PROBLEM STATEMENT. Write out every entry exactly as it stands.

[BEGIN RECORDS TO PROCESS]

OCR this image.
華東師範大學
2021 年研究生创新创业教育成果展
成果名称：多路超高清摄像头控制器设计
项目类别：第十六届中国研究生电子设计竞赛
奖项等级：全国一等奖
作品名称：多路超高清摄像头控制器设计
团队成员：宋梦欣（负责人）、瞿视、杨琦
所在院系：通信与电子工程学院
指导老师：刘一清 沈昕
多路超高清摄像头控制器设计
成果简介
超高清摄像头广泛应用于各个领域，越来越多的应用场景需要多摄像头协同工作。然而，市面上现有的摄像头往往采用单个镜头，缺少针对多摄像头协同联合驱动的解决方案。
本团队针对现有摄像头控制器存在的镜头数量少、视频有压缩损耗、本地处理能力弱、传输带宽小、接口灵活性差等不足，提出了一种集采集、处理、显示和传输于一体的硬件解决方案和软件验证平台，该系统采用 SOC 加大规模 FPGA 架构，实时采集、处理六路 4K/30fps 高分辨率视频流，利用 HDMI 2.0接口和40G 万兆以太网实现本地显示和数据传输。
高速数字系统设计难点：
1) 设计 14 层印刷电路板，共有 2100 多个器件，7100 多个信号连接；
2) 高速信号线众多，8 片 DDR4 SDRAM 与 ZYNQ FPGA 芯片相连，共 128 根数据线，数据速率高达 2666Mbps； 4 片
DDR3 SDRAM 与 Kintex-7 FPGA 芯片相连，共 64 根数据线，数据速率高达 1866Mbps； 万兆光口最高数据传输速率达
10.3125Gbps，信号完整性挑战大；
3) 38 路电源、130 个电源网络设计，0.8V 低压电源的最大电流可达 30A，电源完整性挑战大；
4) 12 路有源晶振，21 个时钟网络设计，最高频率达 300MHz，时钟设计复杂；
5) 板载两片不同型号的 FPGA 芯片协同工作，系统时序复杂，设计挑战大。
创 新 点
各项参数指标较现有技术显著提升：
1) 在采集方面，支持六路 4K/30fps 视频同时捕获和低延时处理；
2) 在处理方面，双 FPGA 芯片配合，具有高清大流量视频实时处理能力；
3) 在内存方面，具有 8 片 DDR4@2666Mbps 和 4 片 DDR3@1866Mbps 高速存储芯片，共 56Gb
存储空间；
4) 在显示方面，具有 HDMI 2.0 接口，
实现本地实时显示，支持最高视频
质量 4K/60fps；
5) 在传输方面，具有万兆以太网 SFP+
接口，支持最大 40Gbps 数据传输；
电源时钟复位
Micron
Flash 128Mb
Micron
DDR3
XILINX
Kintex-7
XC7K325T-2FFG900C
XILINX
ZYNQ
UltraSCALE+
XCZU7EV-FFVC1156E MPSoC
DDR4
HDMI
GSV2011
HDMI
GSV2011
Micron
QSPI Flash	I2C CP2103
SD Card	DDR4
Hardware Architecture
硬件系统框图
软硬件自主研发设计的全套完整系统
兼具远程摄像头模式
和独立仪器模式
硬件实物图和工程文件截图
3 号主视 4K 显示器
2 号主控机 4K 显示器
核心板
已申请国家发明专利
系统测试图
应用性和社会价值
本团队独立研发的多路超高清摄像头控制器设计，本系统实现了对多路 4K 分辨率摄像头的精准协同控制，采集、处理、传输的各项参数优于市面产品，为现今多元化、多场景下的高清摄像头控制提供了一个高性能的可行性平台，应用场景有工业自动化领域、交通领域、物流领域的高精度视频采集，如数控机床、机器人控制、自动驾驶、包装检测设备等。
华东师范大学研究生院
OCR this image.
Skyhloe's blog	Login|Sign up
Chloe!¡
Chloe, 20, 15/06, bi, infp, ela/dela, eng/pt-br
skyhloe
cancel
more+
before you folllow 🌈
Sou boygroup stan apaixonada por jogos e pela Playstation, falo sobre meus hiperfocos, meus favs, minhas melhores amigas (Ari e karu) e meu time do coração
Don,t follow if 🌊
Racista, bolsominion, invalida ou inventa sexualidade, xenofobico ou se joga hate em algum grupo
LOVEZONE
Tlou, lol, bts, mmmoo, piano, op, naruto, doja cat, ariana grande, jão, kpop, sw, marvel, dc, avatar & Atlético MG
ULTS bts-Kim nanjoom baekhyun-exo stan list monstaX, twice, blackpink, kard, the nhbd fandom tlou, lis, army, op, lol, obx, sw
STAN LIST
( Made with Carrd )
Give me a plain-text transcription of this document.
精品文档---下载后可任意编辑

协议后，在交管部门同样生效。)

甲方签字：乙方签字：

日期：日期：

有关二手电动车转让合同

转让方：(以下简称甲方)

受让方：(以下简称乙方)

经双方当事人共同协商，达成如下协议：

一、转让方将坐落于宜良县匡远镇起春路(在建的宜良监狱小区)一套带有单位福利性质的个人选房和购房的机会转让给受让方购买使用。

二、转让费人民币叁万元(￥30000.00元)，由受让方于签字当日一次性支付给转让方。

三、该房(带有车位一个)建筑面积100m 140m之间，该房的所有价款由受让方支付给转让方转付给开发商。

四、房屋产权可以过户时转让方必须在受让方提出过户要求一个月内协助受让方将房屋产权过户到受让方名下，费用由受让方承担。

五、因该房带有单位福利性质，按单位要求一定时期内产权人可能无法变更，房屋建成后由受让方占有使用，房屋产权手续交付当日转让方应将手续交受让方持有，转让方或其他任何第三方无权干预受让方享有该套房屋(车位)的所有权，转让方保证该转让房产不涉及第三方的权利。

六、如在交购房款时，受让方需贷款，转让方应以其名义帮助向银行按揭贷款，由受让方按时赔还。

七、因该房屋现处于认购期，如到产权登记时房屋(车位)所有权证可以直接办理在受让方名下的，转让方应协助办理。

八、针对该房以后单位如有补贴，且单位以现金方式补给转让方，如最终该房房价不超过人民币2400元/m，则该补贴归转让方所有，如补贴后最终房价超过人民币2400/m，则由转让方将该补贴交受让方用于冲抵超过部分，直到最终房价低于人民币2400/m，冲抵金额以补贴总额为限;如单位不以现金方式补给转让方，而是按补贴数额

[END RECORDS TO PROCESS]

RESULT OF THIS EXERCISE.
OCR this image.
華東師範大學
2021 年研究生创新创业教育成果展
成果名称：多路超高清摄像头控制器设计
项目类别：第十六届中国研究生电子设计竞赛
奖项等级：全国一等奖
作品名称：多路超高清摄像头控制器设计
团队成员：宋梦欣（负责人）、瞿视、杨琦
所在院系：通信与电子工程学院
指导老师：刘一清 沈昕
多路超高清摄像头控制器设计
成果简介
超高清摄像头广泛应用于各个领域，越来越多的应用场景需要多摄像头协同工作。然而，市面上现有的摄像头往往采用单个镜头，缺少针对多摄像头协同联合驱动的解决方案。
本团队针对现有摄像头控制器存在的镜头数量少、视频有压缩损耗、本地处理能力弱、传输带宽小、接口灵活性差等不足，提出了一种集采集、处理、显示和传输于一体的硬件解决方案和软件验证平台，该系统采用 SOC 加大规模 FPGA 架构，实时采集、处理六路 4K/30fps 高分辨率视频流，利用 HDMI 2.0接口和40G 万兆以太网实现本地显示和数据传输。
高速数字系统设计难点：
1) 设计 14 层印刷电路板，共有 2100 多个器件，7100 多个信号连接；
2) 高速信号线众多，8 片 DDR4 SDRAM 与 ZYNQ FPGA 芯片相连，共 128 根数据线，数据速率高达 2666Mbps； 4 片
DDR3 SDRAM 与 Kintex-7 FPGA 芯片相连，共 64 根数据线，数据速率高达 1866Mbps； 万兆光口最高数据传输速率达
10.3125Gbps，信号完整性挑战大；
3) 38 路电源、130 个电源网络设计，0.8V 低压电源的最大电流可达 30A，电源完整性挑战大；
4) 12 路有源晶振，21 个时钟网络设计，最高频率达 300MHz，时钟设计复杂；
5) 板载两片不同型号的 FPGA 芯片协同工作，系统时序复杂，设计挑战大。
创 新 点
各项参数指标较现有技术显著提升：
1) 在采集方面，支持六路 4K/30fps 视频同时捕获和低延时处理；
2) 在处理方面，双 FPGA 芯片配合，具有高清大流量视频实时处理能力；
3) 在内存方面，具有 8 片 DDR4@2666Mbps 和 4 片 DDR3@1866Mbps 高速存储芯片，共 56Gb
存储空间；
4) 在显示方面，具有 HDMI 2.0 接口，
实现本地实时显示，支持最高视频
质量 4K/60fps；
5) 在传输方面，具有万兆以太网 SFP+
接口，支持最大 40Gbps 数据传输；
电源时钟复位
Micron
Flash 128Mb
Micron
DDR3
XILINX
Kintex-7
XC7K325T-2FFG900C
XILINX
ZYNQ
UltraSCALE+
XCZU7EV-FFVC1156E MPSoC
DDR4
HDMI
GSV2011
HDMI
GSV2011
Micron
QSPI Flash	I2C CP2103
SD Card	DDR4
Hardware Architecture
硬件系统框图
软硬件自主研发设计的全套完整系统
兼具远程摄像头模式
和独立仪器模式
硬件实物图和工程文件截图
3 号主视 4K 显示器
2 号主控机 4K 显示器
核心板
已申请国家发明专利
系统测试图
应用性和社会价值
本团队独立研发的多路超高清摄像头控制器设计，本系统实现了对多路 4K 分辨率摄像头的精准协同控制，采集、处理、传输的各项参数优于市面产品，为现今多元化、多场景下的高清摄像头控制提供了一个高性能的可行性平台，应用场景有工业自动化领域、交通领域、物流领域的高精度视频采集，如数控机床、机器人控制、自动驾驶、包装检测设备等。
华东师范大学研究生院
OCR this image.
Skyhloe's blog	Login|Sign up
Chloe!¡
Chloe, 20, 15/06, bi, infp, ela/dela, eng/pt-br
skyhloe
cancel
more+
before you folllow 🌈
Sou boygroup stan apaixonada por jogos e pela Playstation, falo sobre meus hiperfocos, meus favs, minhas melhores amigas (Ari e karu) e meu time do coração
Don,t follow if 🌊
Racista, bolsominion, invalida ou inventa sexualidade, xenofobico ou se joga hate em algum grupo
LOVEZONE
Tlou, lol, bts, mmmoo, piano, op, naruto, doja cat, ariana grande, jão, kpop, sw, marvel, dc, avatar & Atlético MG
ULTS bts-Kim nanjoom baekhyun-exo stan list monstaX, twice, blackpink, kard, the nhbd fandom tlou, lis, army, op, lol, obx, sw
STAN LIST
( Made with Carrd )
Give me a plain-text transcription of this document.
精品文档---下载后可任意编辑

协议后，在交管部门同样生效。)

甲方签字：乙方签字：

日期：日期：

有关二手电动车转让合同

转让方：(以下简称甲方)

受让方：(以下简称乙方)

经双方当事人共同协商，达成如下协议：

一、转让方将坐落于宜良县匡远镇起春路(在建的宜良监狱小区)一套带有单位福利性质的个人选房和购房的机会转让给受让方购买使用。

二、转让费人民币叁万元(￥30000.00元)，由受让方于签字当日一次性支付给转让方。

三、该房(带有车位一个)建筑面积100m 140m之间，该房的所有价款由受让方支付给转让方转付给开发商。

四、房屋产权可以过户时转让方必须在受让方提出过户要求一个月内协助受让方将房屋产权过户到受让方名下，费用由受让方承担。

五、因该房带有单位福利性质，按单位要求一定时期内产权人可能无法变更，房屋建成后由受让方占有使用，房屋产权手续交付当日转让方应将手续交受让方持有，转让方或其他任何第三方无权干预受让方享有该套房屋(车位)的所有权，转让方保证该转让房产不涉及第三方的权利。

六、如在交购房款时，受让方需贷款，转让方应以其名义帮助向银行按揭贷款，由受让方按时赔还。

七、因该房屋现处于认购期，如到产权登记时房屋(车位)所有权证可以直接办理在受让方名下的，转让方应协助办理。

八、针对该房以后单位如有补贴，且单位以现金方式补给转让方，如最终该房房价不超过人民币2400元/m，则该补贴归转让方所有，如补贴后最终房价超过人民币2400/m，则由转让方将该补贴交受让方用于冲抵超过部分，直到最终房价低于人民币2400/m，冲抵金额以补贴总额为限;如单位不以现金方式补给转让方，而是按补贴数额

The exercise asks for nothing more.